Continue the abstract on the kidney transplant education trial for dialysis patients, starting right after its last sentence.
··· Document text ···
Rationale & objective

Compared with others, black and low-income patients receiving dialysis are less likely to receive kidney transplantation (KT) education within dialysis centers. We examined the efficacy of 2 supplementary KT education approaches delivered directly to patients.

Study design

Prospective, 3-arm parallel-group, randomized, controlled trial.

Settings & participants

Adult, black, and white low-income patients receiving dialysis in Missouri.


Patients were randomly assigned to 1 of 3 educational conditions: (1) standard of care, usual KT education provided in dialysis centers (control); (2) Explore Transplant @ Home patient-guided, 4 modules of KT education sent directly to patients using print, video, and text messages; and (3) Explore Transplant @ Home educator-guided, the patient-guided intervention plus 4 telephonic discussions with an educator.
··· Given data ···
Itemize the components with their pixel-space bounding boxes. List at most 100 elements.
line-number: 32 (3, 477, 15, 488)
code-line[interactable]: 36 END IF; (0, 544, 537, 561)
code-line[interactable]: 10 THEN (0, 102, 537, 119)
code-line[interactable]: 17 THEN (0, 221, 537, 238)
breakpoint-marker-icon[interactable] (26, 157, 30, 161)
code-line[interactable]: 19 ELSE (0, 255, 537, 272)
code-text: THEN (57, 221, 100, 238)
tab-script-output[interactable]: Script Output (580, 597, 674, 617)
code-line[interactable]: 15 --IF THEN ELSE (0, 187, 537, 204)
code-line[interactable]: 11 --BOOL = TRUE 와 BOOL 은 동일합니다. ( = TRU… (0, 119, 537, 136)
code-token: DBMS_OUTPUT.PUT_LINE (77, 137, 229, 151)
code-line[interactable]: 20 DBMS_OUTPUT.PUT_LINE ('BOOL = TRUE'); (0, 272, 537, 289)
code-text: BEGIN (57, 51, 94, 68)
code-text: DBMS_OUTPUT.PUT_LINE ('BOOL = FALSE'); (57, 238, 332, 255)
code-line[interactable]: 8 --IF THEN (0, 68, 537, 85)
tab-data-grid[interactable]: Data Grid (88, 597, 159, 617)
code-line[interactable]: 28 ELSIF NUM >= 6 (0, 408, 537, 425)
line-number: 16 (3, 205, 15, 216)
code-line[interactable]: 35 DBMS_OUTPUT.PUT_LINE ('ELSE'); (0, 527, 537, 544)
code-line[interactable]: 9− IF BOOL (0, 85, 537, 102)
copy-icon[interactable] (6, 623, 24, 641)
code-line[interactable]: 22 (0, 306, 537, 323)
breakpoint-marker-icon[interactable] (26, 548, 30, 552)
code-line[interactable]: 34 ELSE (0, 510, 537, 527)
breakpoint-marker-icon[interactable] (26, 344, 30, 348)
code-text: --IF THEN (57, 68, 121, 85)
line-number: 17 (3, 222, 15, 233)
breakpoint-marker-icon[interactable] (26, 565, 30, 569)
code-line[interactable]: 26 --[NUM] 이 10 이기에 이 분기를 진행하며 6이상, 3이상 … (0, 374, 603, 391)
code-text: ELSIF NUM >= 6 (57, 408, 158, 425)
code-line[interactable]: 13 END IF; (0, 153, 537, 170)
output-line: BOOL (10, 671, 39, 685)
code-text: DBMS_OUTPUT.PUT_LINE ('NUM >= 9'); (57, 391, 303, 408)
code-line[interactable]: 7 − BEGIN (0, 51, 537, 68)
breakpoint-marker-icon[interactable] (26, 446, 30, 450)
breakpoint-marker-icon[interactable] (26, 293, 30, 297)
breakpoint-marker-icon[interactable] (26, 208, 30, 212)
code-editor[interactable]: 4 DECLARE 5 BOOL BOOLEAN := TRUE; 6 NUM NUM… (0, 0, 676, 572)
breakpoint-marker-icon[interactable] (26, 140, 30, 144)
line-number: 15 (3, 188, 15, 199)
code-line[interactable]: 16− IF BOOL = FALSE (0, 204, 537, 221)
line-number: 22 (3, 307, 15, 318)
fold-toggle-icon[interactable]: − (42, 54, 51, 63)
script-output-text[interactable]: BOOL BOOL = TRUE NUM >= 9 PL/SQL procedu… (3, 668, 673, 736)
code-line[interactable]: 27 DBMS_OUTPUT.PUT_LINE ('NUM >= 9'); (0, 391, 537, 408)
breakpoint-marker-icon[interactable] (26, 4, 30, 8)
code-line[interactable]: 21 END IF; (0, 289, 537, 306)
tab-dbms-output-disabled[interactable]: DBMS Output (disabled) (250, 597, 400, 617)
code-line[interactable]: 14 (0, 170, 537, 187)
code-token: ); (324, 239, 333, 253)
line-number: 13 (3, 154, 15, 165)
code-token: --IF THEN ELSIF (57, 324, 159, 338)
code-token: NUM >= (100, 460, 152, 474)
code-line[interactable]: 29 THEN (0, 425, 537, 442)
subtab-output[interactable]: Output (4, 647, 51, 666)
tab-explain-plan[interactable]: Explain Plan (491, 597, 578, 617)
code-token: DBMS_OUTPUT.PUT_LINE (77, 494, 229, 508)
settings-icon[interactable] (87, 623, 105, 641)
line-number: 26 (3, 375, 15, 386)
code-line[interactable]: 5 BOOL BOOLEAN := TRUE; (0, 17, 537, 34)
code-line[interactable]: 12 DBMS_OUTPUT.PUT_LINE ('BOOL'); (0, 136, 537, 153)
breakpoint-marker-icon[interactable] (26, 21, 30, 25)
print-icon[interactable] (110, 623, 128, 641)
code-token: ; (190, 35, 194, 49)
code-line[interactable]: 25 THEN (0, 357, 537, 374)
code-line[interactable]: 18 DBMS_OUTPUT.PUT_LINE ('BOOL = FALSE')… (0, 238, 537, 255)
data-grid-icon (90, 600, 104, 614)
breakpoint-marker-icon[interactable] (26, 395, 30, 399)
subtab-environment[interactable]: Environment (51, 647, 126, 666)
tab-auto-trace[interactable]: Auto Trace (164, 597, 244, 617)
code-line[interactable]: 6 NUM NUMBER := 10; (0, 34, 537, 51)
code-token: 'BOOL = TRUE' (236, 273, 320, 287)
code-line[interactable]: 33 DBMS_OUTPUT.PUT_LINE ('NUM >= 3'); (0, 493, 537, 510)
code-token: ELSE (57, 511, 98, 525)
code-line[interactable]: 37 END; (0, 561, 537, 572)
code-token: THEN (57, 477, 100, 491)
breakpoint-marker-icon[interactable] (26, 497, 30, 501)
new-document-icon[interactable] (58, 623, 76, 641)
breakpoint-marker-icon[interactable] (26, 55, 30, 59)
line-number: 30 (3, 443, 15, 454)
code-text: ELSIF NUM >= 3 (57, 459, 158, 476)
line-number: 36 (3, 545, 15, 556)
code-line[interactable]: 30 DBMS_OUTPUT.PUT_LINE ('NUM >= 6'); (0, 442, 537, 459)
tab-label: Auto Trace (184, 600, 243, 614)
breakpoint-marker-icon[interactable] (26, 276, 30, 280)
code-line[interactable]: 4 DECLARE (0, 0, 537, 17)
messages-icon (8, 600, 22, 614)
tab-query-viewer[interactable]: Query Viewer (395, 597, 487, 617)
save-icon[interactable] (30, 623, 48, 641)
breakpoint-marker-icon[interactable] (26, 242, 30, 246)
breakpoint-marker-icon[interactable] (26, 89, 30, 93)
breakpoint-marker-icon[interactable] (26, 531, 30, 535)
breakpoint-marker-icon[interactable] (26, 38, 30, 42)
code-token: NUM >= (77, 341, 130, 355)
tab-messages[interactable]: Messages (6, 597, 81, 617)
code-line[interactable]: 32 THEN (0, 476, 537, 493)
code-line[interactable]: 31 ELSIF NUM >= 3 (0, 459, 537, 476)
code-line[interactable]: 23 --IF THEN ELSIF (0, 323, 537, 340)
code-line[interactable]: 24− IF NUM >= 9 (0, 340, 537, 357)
···
▶ **Final answer**:
Primary: patient knowledge of living (LDKT) and deceased donor KT (DDKT). Secondary: informed decision making, change in attitudes in favor of LDKT and DDKT, and change in the number of new steps taken toward KT.


In intent-to-treat analyses, patients randomly assigned to educator- and patient-guided interventions had greater knowledge gains (1.4 point increase) than control patients (0.8 point increase; P=0.02 and P=0.01, respectively). Compared with control patients, more patients randomly assigned to educator- and patient-guided interventions were able to make informed decisions about starting KT evaluation (82% vs 91% and 95%; P=0.003), pursuing DDKT (70% vs 84% and 84%; P=0.003), and pursuing LDKT (73% vs 91% and 92%; P<0.001).


Potential contamination because of patient-level randomization; no assessment of clinical end points.


Education presented directly to dialysis patients, with or without coaching by telephone, increased dialysis patients' KT knowledge and informed decision making without increasing educational burden on providers.

Funding source

This project was funded by the National Institutes of Health and Health Resources and Services Administration.

Trial registration

Registered at with study number NCT02268682.